:: EXERCISE REQUIREMENTS ::
Take each line that has the word "Number" and return it.

:: SUPPLIED RECORDS ::

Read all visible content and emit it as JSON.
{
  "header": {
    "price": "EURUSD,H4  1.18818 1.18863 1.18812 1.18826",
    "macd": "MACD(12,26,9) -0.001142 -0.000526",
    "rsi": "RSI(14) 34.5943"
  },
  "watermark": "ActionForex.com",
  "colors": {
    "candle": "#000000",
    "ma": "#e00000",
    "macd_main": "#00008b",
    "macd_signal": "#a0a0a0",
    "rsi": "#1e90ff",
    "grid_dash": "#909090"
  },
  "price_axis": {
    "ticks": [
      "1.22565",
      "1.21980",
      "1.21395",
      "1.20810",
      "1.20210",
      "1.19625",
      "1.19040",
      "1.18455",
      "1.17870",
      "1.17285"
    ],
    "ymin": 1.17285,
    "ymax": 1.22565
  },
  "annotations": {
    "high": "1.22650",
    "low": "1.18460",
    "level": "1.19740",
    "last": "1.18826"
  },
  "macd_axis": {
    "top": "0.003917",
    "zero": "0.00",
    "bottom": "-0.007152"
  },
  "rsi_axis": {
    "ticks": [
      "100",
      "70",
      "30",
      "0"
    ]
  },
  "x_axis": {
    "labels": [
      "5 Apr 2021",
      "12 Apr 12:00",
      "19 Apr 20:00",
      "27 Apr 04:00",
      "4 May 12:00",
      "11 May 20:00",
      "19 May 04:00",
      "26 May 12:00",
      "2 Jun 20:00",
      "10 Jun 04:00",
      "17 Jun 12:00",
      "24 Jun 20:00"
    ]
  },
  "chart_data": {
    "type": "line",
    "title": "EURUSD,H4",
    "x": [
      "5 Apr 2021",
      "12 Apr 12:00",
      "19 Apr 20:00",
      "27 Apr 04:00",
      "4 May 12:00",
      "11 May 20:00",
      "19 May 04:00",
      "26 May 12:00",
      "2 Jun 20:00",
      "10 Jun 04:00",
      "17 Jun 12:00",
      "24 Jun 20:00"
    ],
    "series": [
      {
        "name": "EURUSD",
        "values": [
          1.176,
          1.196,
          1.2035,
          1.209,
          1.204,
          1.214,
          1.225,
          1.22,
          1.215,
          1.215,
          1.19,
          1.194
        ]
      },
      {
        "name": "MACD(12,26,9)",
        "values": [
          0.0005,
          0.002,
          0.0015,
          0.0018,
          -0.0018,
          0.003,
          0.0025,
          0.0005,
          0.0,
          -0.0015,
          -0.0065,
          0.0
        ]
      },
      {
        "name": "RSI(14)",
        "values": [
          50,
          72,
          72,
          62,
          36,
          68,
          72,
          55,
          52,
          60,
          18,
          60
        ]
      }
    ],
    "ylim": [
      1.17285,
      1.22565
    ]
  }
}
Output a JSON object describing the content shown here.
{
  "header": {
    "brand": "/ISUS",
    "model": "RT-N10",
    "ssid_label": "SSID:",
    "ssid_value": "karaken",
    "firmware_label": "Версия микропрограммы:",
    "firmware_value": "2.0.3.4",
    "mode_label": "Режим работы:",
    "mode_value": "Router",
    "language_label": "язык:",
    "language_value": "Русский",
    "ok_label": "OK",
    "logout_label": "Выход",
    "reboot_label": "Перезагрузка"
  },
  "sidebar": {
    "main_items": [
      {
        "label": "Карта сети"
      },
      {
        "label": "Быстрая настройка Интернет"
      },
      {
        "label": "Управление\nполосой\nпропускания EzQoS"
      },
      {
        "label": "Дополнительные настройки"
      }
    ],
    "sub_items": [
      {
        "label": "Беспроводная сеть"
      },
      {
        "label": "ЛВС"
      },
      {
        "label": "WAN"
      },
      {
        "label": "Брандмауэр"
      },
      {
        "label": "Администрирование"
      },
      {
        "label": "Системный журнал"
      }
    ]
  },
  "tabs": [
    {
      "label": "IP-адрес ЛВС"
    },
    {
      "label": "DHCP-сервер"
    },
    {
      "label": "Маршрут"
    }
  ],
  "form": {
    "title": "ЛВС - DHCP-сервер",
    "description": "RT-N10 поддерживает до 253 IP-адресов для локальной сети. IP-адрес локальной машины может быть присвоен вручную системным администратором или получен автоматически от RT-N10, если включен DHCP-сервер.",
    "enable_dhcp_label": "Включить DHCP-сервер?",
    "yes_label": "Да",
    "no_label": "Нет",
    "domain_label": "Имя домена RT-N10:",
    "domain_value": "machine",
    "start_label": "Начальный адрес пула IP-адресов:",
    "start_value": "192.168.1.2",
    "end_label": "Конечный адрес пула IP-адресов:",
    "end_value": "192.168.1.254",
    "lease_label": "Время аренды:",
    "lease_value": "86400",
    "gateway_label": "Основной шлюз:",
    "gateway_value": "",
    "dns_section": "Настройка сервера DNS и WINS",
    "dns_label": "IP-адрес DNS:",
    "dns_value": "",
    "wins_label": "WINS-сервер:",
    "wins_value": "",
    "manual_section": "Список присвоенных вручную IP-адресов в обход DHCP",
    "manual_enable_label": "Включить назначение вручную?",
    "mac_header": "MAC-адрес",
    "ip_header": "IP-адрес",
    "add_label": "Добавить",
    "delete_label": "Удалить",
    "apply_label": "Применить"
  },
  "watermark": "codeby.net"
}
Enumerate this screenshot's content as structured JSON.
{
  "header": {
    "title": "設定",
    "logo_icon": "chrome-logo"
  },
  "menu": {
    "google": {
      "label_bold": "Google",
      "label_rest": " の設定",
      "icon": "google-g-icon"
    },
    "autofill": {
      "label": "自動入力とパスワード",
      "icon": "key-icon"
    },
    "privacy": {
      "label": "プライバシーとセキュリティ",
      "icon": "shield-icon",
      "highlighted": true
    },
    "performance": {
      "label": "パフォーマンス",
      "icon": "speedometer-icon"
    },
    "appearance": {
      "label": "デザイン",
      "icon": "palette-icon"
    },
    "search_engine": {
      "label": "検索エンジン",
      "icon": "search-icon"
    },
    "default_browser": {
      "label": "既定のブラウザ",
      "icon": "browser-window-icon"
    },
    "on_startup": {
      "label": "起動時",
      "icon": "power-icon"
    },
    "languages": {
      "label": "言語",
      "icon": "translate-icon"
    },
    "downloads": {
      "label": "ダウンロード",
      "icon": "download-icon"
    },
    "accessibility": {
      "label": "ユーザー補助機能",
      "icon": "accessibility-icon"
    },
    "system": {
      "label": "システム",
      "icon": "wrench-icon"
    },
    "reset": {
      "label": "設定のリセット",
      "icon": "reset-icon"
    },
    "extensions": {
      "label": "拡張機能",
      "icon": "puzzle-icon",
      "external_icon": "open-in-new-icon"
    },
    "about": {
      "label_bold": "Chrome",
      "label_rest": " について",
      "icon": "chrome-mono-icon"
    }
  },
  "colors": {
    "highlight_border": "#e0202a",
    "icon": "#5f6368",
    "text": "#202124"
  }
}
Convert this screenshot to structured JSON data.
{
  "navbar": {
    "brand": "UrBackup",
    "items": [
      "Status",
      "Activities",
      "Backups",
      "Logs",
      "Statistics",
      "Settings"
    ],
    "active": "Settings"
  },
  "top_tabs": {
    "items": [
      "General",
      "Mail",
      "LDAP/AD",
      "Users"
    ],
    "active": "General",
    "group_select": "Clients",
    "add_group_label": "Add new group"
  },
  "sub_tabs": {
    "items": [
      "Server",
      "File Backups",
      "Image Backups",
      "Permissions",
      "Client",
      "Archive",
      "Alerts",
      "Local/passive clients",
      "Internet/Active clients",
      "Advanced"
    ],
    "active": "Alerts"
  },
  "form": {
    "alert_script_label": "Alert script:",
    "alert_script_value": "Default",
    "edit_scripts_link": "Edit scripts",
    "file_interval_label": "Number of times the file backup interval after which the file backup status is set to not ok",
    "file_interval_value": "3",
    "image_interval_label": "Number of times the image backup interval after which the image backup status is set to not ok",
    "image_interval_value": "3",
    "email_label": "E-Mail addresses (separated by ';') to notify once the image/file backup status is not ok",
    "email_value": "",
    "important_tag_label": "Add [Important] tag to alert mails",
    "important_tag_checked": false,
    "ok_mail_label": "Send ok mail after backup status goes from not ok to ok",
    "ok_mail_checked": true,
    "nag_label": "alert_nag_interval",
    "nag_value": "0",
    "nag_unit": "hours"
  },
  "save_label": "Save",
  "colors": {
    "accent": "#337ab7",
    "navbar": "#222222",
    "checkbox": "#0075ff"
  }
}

:: SOLUTION BELOW ::
    "file_interval_label": "Number of times the file backup interval after which the file backup status is set to not ok",
    "image_interval_label": "Number of times the image backup interval after which the image backup status is set to not ok",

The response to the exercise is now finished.